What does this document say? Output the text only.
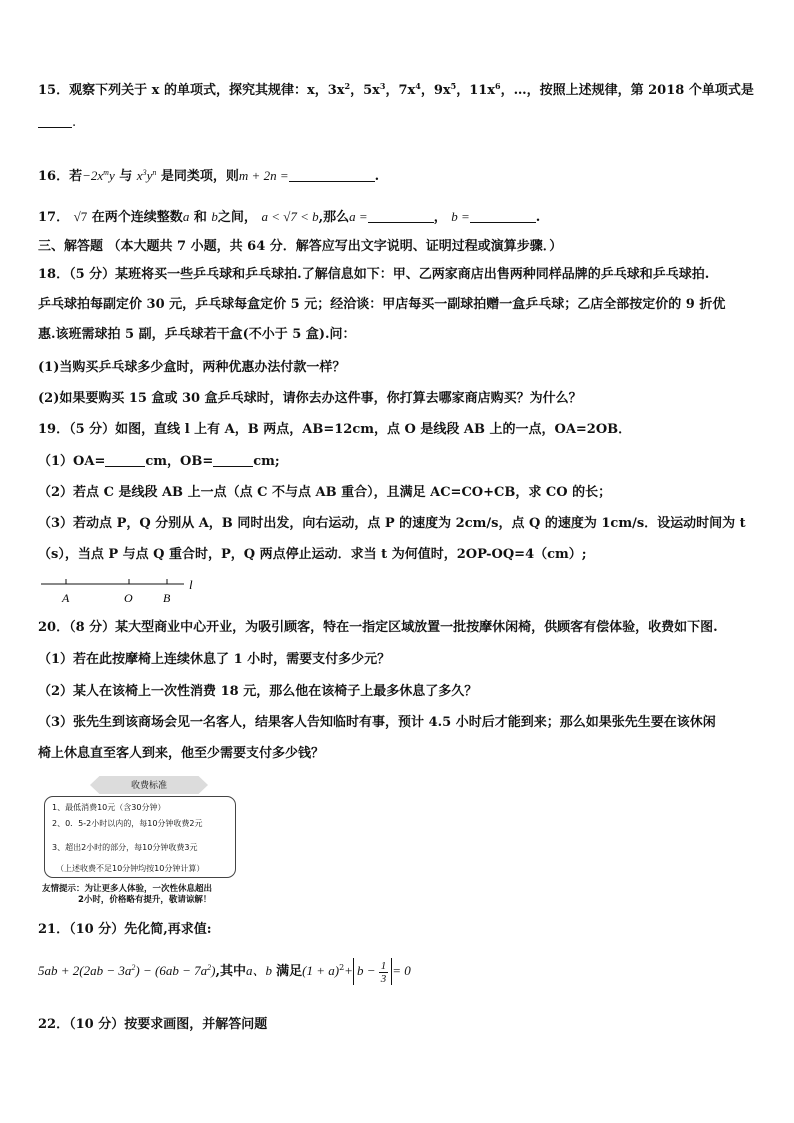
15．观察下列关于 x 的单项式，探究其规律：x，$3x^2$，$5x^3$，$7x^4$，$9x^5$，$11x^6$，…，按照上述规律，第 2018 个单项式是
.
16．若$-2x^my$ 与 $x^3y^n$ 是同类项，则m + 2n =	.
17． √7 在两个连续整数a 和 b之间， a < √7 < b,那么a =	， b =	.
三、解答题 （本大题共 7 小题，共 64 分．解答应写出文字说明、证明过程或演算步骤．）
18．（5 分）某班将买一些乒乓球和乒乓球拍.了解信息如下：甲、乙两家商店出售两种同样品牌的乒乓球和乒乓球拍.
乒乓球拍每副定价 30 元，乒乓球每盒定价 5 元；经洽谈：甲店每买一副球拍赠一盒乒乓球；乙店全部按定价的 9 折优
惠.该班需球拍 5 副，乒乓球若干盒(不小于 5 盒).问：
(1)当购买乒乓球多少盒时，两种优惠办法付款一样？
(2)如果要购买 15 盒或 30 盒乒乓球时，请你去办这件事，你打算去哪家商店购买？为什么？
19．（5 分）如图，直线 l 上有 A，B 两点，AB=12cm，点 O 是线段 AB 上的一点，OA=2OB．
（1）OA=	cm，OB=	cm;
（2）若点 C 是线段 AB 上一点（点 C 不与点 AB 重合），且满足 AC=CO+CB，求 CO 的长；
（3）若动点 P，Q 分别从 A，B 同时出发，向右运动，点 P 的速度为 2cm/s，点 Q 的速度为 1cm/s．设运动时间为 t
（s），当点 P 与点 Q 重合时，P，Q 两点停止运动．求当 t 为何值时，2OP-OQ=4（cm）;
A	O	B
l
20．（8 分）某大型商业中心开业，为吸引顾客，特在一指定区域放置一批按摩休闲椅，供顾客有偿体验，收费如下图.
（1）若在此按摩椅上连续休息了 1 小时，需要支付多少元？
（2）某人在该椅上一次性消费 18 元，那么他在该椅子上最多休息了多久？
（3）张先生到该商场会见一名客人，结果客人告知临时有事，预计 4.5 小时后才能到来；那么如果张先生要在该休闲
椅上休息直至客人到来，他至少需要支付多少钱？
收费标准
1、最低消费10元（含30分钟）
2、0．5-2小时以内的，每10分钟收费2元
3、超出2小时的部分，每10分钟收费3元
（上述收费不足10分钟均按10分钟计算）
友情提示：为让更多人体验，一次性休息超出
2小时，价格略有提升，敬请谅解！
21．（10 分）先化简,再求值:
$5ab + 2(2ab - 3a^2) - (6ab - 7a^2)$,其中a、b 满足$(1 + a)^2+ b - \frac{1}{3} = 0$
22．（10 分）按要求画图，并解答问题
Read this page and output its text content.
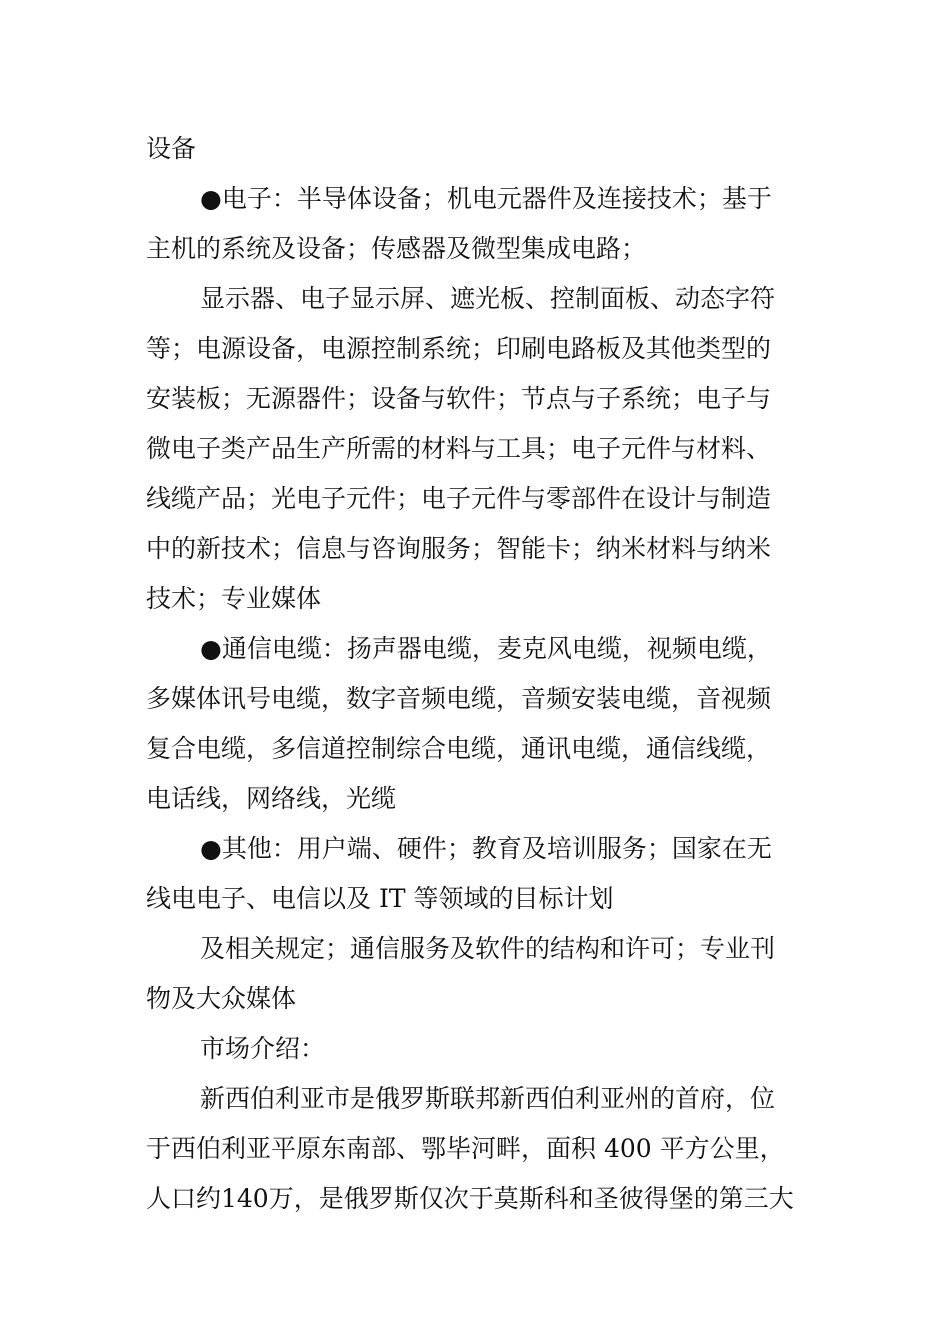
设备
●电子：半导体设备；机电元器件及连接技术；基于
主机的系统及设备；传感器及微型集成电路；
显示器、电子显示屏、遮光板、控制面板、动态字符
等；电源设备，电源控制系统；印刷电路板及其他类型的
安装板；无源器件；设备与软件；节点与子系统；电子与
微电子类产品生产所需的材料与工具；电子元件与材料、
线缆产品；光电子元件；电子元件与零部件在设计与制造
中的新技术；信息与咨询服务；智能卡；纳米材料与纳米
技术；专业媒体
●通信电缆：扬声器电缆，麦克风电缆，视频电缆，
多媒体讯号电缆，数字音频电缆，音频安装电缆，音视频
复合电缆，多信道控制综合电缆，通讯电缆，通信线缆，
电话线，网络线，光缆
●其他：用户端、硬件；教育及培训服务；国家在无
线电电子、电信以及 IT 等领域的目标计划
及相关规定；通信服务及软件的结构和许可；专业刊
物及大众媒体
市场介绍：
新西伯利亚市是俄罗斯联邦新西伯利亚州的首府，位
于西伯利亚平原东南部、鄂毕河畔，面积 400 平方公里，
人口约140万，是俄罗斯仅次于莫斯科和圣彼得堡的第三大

- _Given problem_:
Your task is to repeat exactly the lines from the one containing "Read this page and output its text content." through the end of the material, both included, and only those, without pictures.

- _Solution to this task_:
Read this page and output its text content.
设备
●电子：半导体设备；机电元器件及连接技术；基于
主机的系统及设备；传感器及微型集成电路；
显示器、电子显示屏、遮光板、控制面板、动态字符
等；电源设备，电源控制系统；印刷电路板及其他类型的
安装板；无源器件；设备与软件；节点与子系统；电子与
微电子类产品生产所需的材料与工具；电子元件与材料、
线缆产品；光电子元件；电子元件与零部件在设计与制造
中的新技术；信息与咨询服务；智能卡；纳米材料与纳米
技术；专业媒体
●通信电缆：扬声器电缆，麦克风电缆，视频电缆，
多媒体讯号电缆，数字音频电缆，音频安装电缆，音视频
复合电缆，多信道控制综合电缆，通讯电缆，通信线缆，
电话线，网络线，光缆
●其他：用户端、硬件；教育及培训服务；国家在无
线电电子、电信以及 IT 等领域的目标计划
及相关规定；通信服务及软件的结构和许可；专业刊
物及大众媒体
市场介绍：
新西伯利亚市是俄罗斯联邦新西伯利亚州的首府，位
于西伯利亚平原东南部、鄂毕河畔，面积 400 平方公里，
人口约140万，是俄罗斯仅次于莫斯科和圣彼得堡的第三大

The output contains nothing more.